The only other line of note on the western prairies at this time was the Qu’Appelle Long Lake and Saskatchewan Railway (QLL&S), built in 1889–90 from Regina to the steamer landing on the North Saskatchewan River at Prince Albert. Although effectively owned by the CPR, it was built under a separate charter so that the QLL&S could obtain the land grants in that area. The contractors who built that line were none other than William Mackenzie and Donald Mann. Little could the CPR know that they would soon launch the line’s main railway rival — the Canadian Northern Railway.
The Canadian Northern Railway Empire of William Mackenzie and Donald Mann
Once they were finished with the QLL&S, Mackenzie and Mann began to create their own empire, which they called the Canadian Northern Railway. Together, their policy was to establish a national network by buying up unprofitable lines and unused charters, building lines as quickly and cheaply as possible to access as many areas as they could. Mann had previously acquired the charter for the Hudson Bay Railway, and as partners, he and Mackenzie began by acquiring the charters of the Winnipeg Great Northern Railway and the Lake Manitoba Railway and Canal Company, both of which would be the beginnings of a main line that would stay to the north of the CPR. Completed in 1905, the route extended through Dauphin and North Battleford, where it kept north of the North Saskatchewan River, and then continued on to Edmonton.
Political pressure from Prince Albert would also lead to a second “main line” to that area. Although Mackenzie and Mann’s tracks reached Prince Albert from Dauphin in 1906, another decade would pass before the line from Prince Albert would join up with their first main line east of North Battleford. From North Battleford, Mackenzie and Mann had intended to build yet another line north and west to open the area north of the North Saskatchewan — an area which was already attracting large numbers of Ukrainian settlers. Construction began from North Battleford at one end and from Edmonton at the other, but the lines were still unconnected when the CNo went broke. It remained for the CNR to take over construction, although even it failed to complete the link.
During this time, the CNo concentrated on establishing a dense network of branch lines to reach as many farmers as possible. Always interested in encouraging more competition for the hated CPR, the Manitoba government leased more than 450 kilometres of track from the Northern Pacific and conveyed it to the two railway builders. Meanwhile, Robert Montgomery Horne-Payne, founder of the British Empire Trust Company, was raising money for Canadian ventures, and he awarded two hundred million dollars to Mackenzie and Mann. They promptly put it toward assembling another eight hundred kilometres of new line, much of it intruding into CPR territory. They then took over a pair of charters that allowed them to connect with Port Arthur via Minnesota. In 1908 they began work on another vital link, taking them from Saskatoon to Calgary by way of Drumheller, a route that they didn’t complete until 1914. In 1912 the CNo added yet another line to its empire by extending a resource route north from Edmonton to the Athabasca River.

▶ [EXTRACTED ENTRIES]
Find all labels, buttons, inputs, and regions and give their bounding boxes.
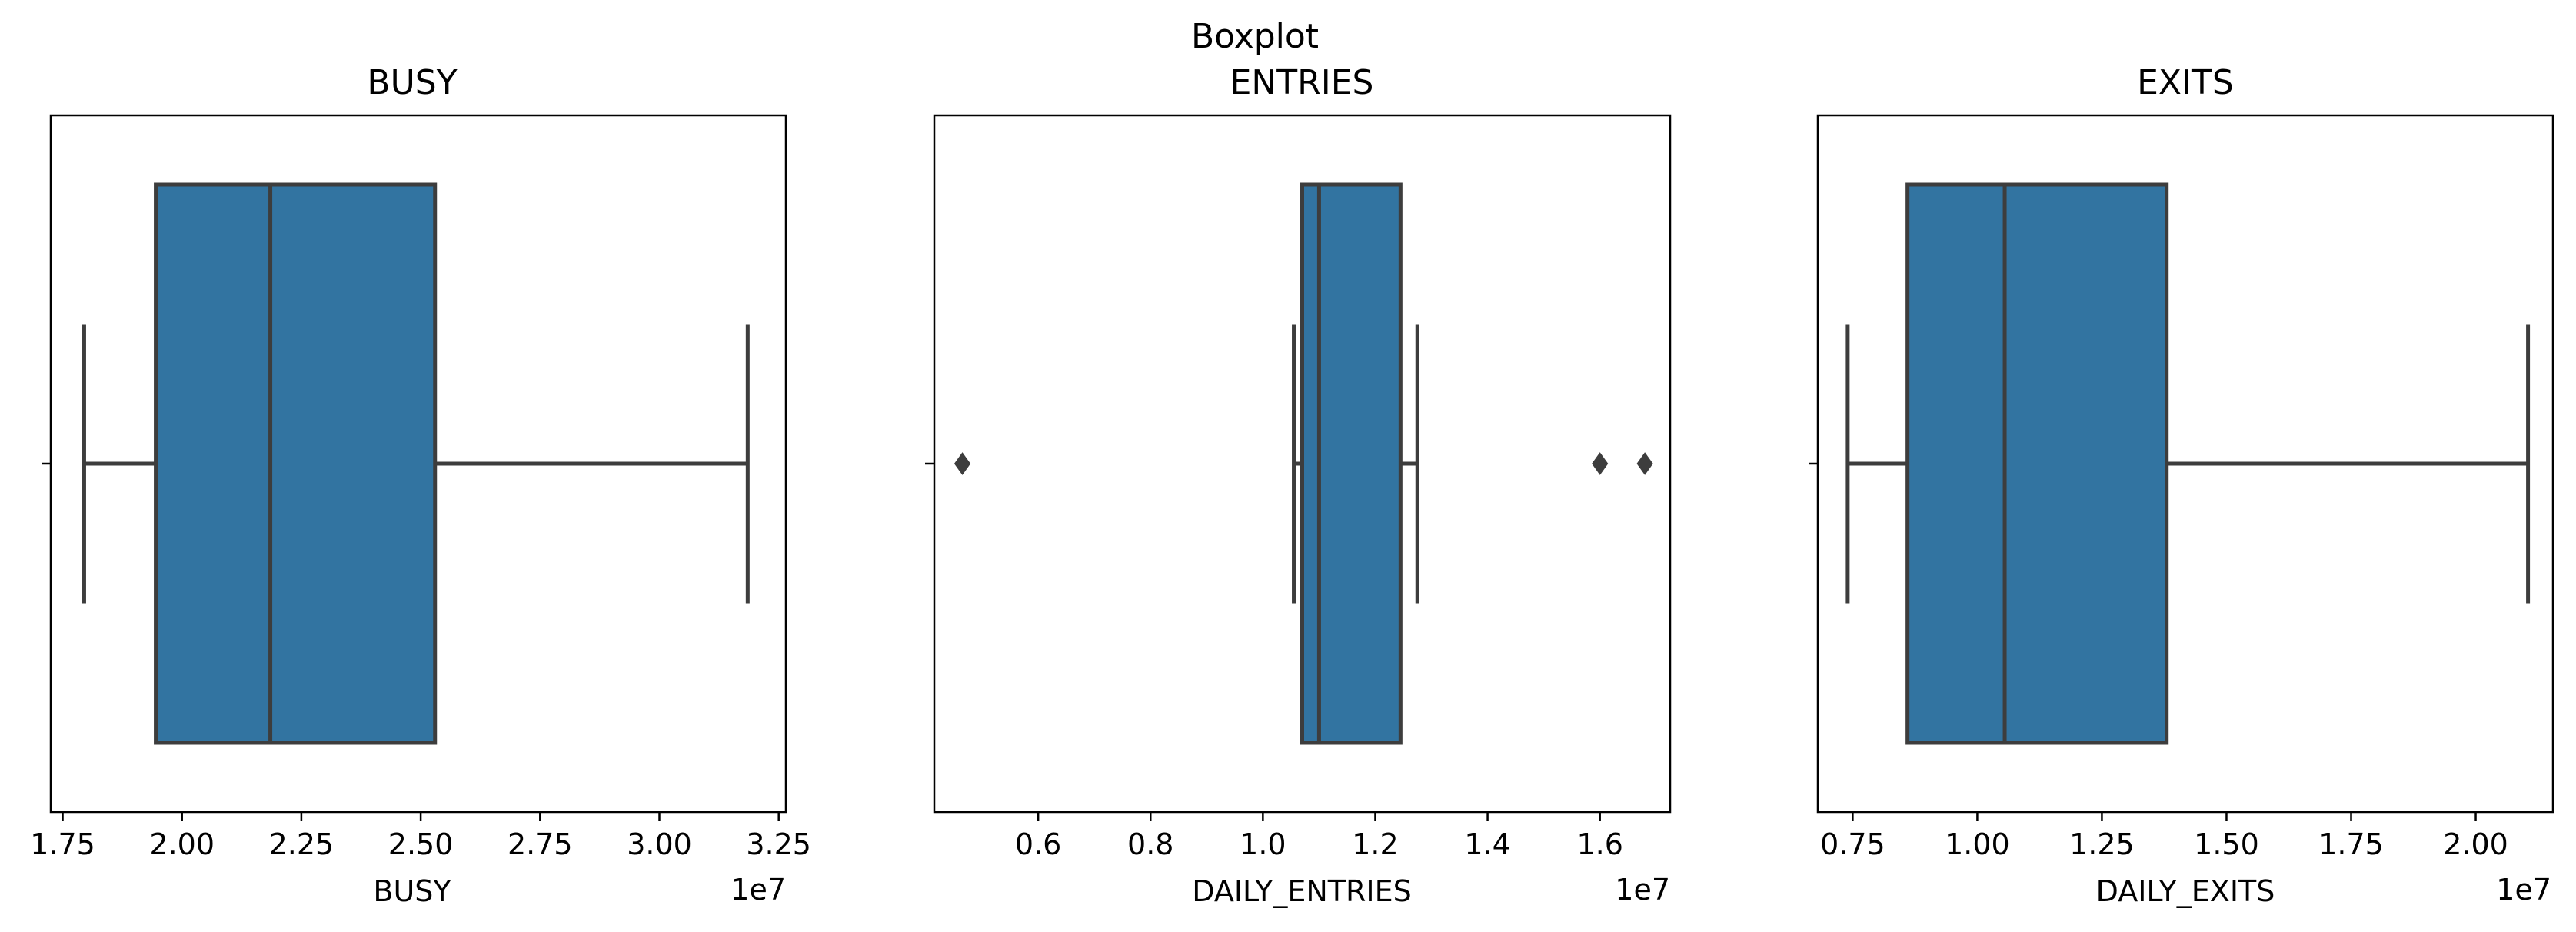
x-tick-label: 0.75 [1820, 827, 1885, 861]
x-tick-label: 1.50 [2194, 827, 2259, 861]
x-tick-label: 1.75 [30, 827, 95, 861]
x-tick-label: 0.8 [1127, 827, 1173, 861]
x-axis-label: DAILY_EXITS [2096, 874, 2275, 908]
x-tick-label: 1.25 [2069, 827, 2135, 861]
x-tick-label: 3.25 [746, 827, 811, 861]
x-axis-label: BUSY [373, 874, 451, 908]
subplot-title: ENTRIES [1230, 63, 1374, 102]
x-tick-label: 2.00 [149, 827, 215, 861]
subplot-entries: ENTRIES DAILY_ENTRIES 1e7 0.6 0.8 1.0 1.2 1.… [925, 63, 1672, 908]
x-tick-label: 1.75 [2318, 827, 2384, 861]
x-tick-label: 3.00 [627, 827, 692, 861]
x-tick-label: 1.0 [1240, 827, 1286, 861]
offset-text: 1e7 [731, 873, 786, 907]
x-tick-label: 1.2 [1352, 827, 1398, 861]
subplot-title: BUSY [367, 63, 457, 102]
x-tick-label: 1.6 [1576, 827, 1622, 861]
offset-text: 1e7 [2496, 873, 2551, 907]
figure-title: Boxplot [1191, 17, 1319, 56]
x-tick-label: 2.50 [388, 827, 454, 861]
box-iqr [1905, 182, 2169, 745]
offset-text: 1e7 [1615, 873, 1670, 907]
x-tick-label: 1.4 [1464, 827, 1510, 861]
outlier-point [954, 452, 971, 475]
subplot-busy: BUSY BUSY 1e7 1.75 2.00 2.25 2.50 2.75 3.00 3.… [30, 63, 811, 908]
subplot-exits: EXITS DAILY_EXITS 1e7 0.75 1.00 1.25 1.50 1.… [1809, 63, 2554, 908]
x-tick-label: 1.00 [1945, 827, 2010, 861]
x-tick-label: 0.6 [1015, 827, 1061, 861]
box-iqr [154, 182, 438, 745]
x-axis-label: DAILY_ENTRIES [1192, 874, 1412, 908]
x-tick-label: 2.25 [269, 827, 334, 861]
x-tick-label: 2.00 [2443, 827, 2508, 861]
outlier-point [1592, 452, 1609, 475]
subplot-title: EXITS [2137, 63, 2234, 102]
x-tick-label: 2.75 [508, 827, 573, 861]
outlier-point [1636, 452, 1653, 475]
box-iqr [1300, 182, 1403, 745]
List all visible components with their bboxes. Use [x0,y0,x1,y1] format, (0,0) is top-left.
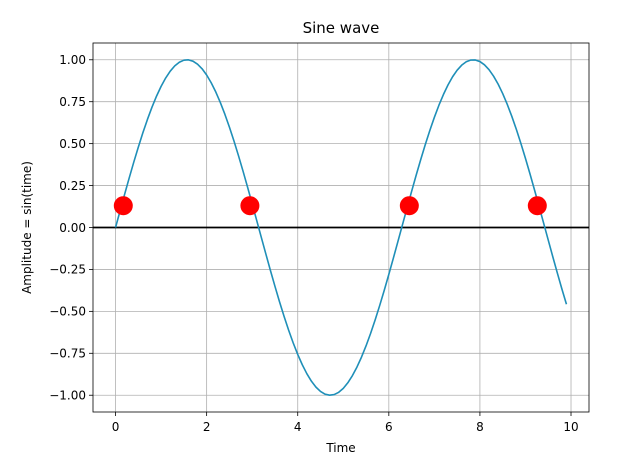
y-tick-label: −0.50 [49,305,86,319]
y-axis-label: Amplitude = sin(time) [20,161,34,294]
x-tick-label: 8 [476,420,484,434]
y-tick-label: 0.25 [59,179,86,193]
y-tick-label: 0.75 [59,95,86,109]
x-tick-label: 6 [385,420,393,434]
red-marker-point [399,196,419,216]
x-tick-label: 4 [294,420,302,434]
series-layer [114,59,568,397]
y-tick-label: 0.00 [59,221,86,235]
x-tick-label: 2 [203,420,211,434]
y-tick-label: −0.75 [49,347,86,361]
x-axis-label: Time [325,441,355,455]
sine-series-line [114,59,568,397]
y-tick-label: 0.50 [59,137,86,151]
y-tick-label: −1.00 [49,389,86,403]
y-axis-ticks: 1.00 0.75 0.50 0.25 0.00 −0.25 −0.50 −0.75 −1.00 [49,53,93,403]
y-tick-label: 1.00 [59,53,86,67]
y-tick-label: −0.25 [49,263,86,277]
chart-title: Sine wave [303,19,380,37]
red-marker-point [527,196,547,216]
red-marker-point [240,196,260,216]
red-marker-point [113,196,133,216]
x-tick-label: 10 [563,420,578,434]
x-tick-label: 0 [112,420,120,434]
marker-layer [113,196,547,216]
x-axis-ticks: 0 2 4 6 8 10 [112,412,579,434]
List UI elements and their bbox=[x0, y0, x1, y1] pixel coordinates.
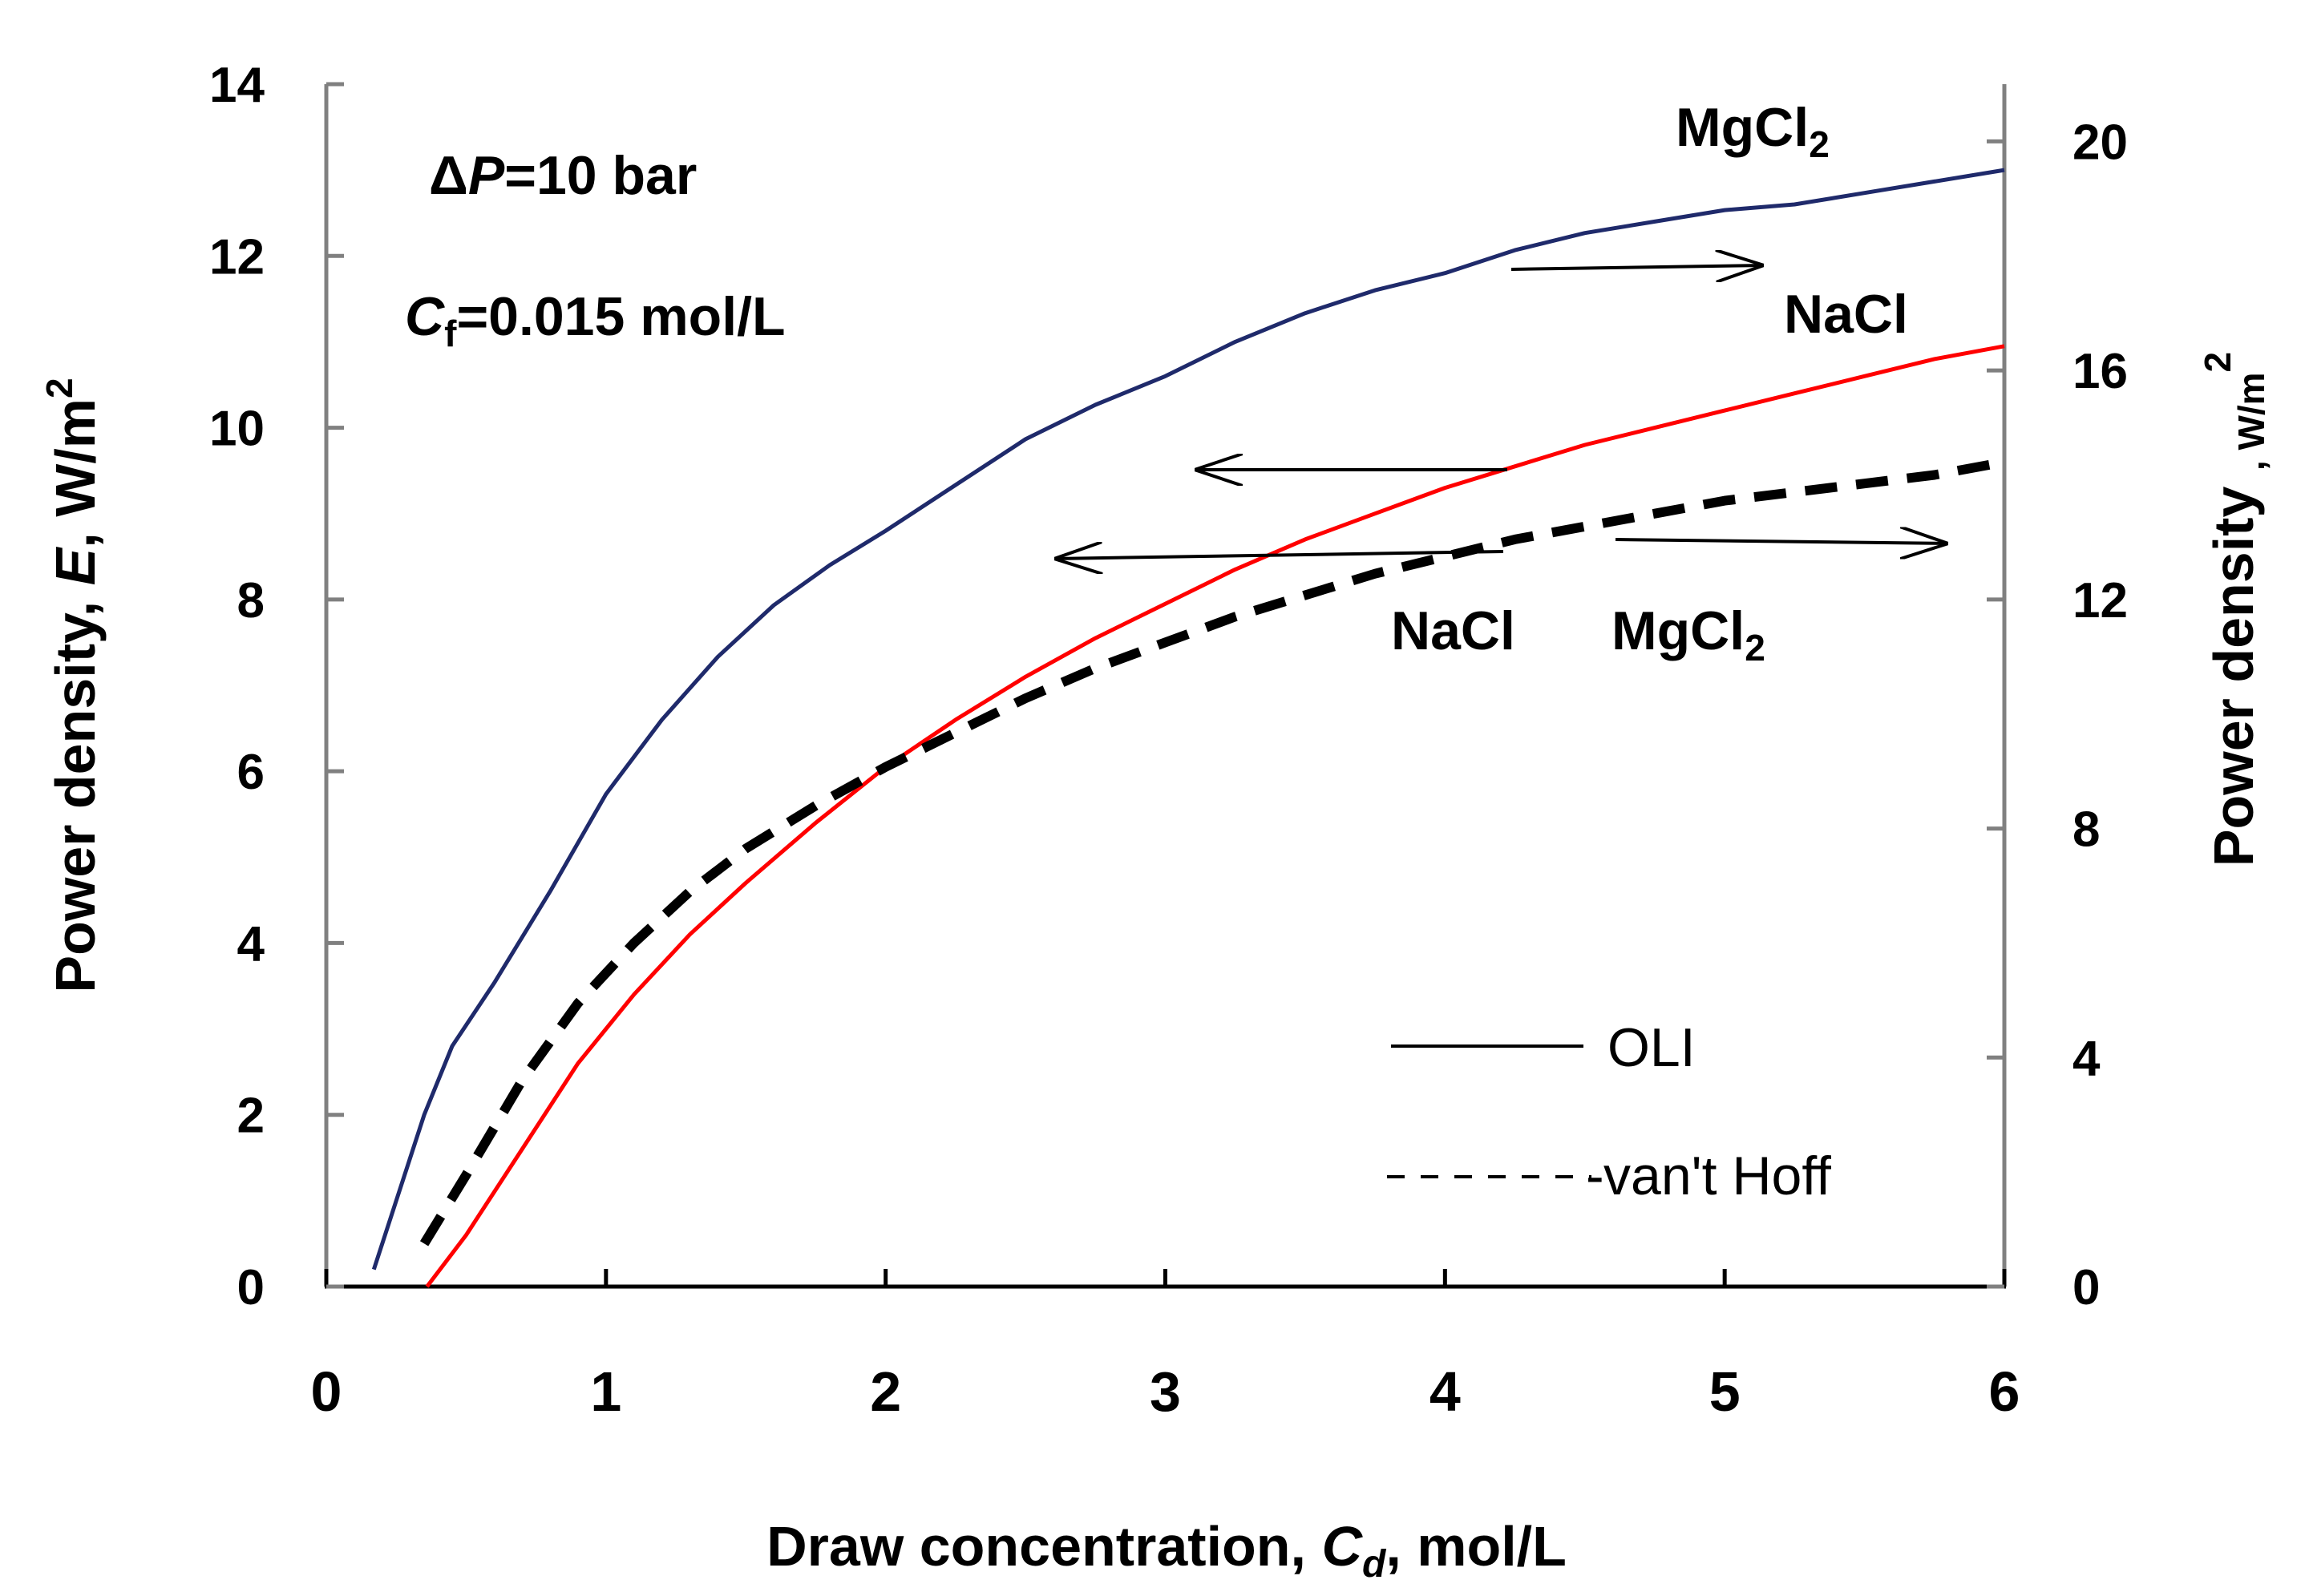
x-tick-label: 6 bbox=[1989, 1360, 2020, 1423]
x-tick-label: 4 bbox=[1430, 1360, 1461, 1423]
legend-label-dashed: van't Hoff bbox=[1603, 1145, 1831, 1206]
y-left-tick-label: 12 bbox=[209, 229, 265, 285]
x-axis-title: Draw concentration, Cd, mol/L bbox=[766, 1515, 1567, 1586]
delta-p-annotation: ΔP=10 bar bbox=[429, 145, 697, 206]
axis-arrows bbox=[1054, 265, 1948, 559]
y-right-tick-label: 8 bbox=[2072, 802, 2100, 858]
legend-label-dashed-prefix: - bbox=[1586, 1145, 1604, 1206]
arrow-nacl-to-left-axis-lower bbox=[1054, 552, 1504, 559]
y-axis-left-title: Power density, E, W/m2 bbox=[38, 378, 107, 992]
series-line-nacl-vanthoff bbox=[419, 457, 2006, 1246]
series-line-mgcl2-oli bbox=[371, 168, 2005, 1271]
y-left-tick-label: 14 bbox=[209, 58, 265, 113]
legend: OLI - van't Hoff bbox=[1387, 1017, 1831, 1206]
nacl-right-label: NaCl bbox=[1784, 284, 1908, 345]
x-tick-label: 0 bbox=[311, 1360, 342, 1423]
y-right-tick-label: 12 bbox=[2072, 573, 2128, 628]
x-tick-label: 3 bbox=[1150, 1360, 1181, 1423]
x-tick-label: 2 bbox=[870, 1360, 901, 1423]
y-left-tick-label: 2 bbox=[237, 1089, 265, 1144]
ticks bbox=[324, 82, 2007, 1289]
y-right-tick-label: 16 bbox=[2072, 344, 2128, 399]
y-left-tick-label: 0 bbox=[237, 1260, 265, 1315]
x-tick-label: 1 bbox=[590, 1360, 621, 1423]
y-left-tick-label: 6 bbox=[237, 745, 265, 800]
legend-label-solid: OLI bbox=[1607, 1017, 1696, 1078]
arrow-mgcl2-to-right-axis bbox=[1510, 265, 1764, 269]
y-right-tick-label: 20 bbox=[2072, 115, 2128, 170]
cf-annotation: Cf=0.015 mol/L bbox=[405, 286, 786, 354]
y-left-tick-label: 8 bbox=[237, 573, 265, 628]
nacl-bottom-label: NaCl bbox=[1391, 600, 1515, 661]
y-left-tick-label: 4 bbox=[237, 916, 265, 972]
series-line-nacl-oli bbox=[425, 344, 2005, 1288]
series-group bbox=[371, 168, 2006, 1288]
mgcl2-bottom-label: MgCl2 bbox=[1611, 600, 1765, 669]
y-left-tick-label: 10 bbox=[209, 402, 265, 457]
x-tick-label: 5 bbox=[1709, 1360, 1741, 1423]
y-right-tick-label: 0 bbox=[2072, 1260, 2100, 1315]
y-right-tick-label: 4 bbox=[2072, 1031, 2101, 1086]
mgcl2-top-label: MgCl2 bbox=[1676, 97, 1830, 165]
y-axis-right-title: Power density , W/m2 bbox=[2197, 352, 2272, 867]
arrow-mgcl2-to-right-axis-lower bbox=[1615, 539, 1948, 543]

▶ [SHORT TASK] Return, word for word, the stretch of the railway history text from "Political pressure from" through "complete the link.".

▶ [TASK RESULT]
Political pressure from Prince Albert would also lead to a second “main line” to that area. Although Mackenzie and Mann’s tracks reached Prince Albert from Dauphin in 1906, another decade would pass before the line from Prince Albert would join up with their first main line east of North Battleford. From North Battleford, Mackenzie and Mann had intended to build yet another line north and west to open the area north of the North Saskatchewan — an area which was already attracting large numbers of Ukrainian settlers. Construction began from North Battleford at one end and from Edmonton at the other, but the lines were still unconnected when the CNo went broke. It remained for the CNR to take over construction, although even it failed to complete the link.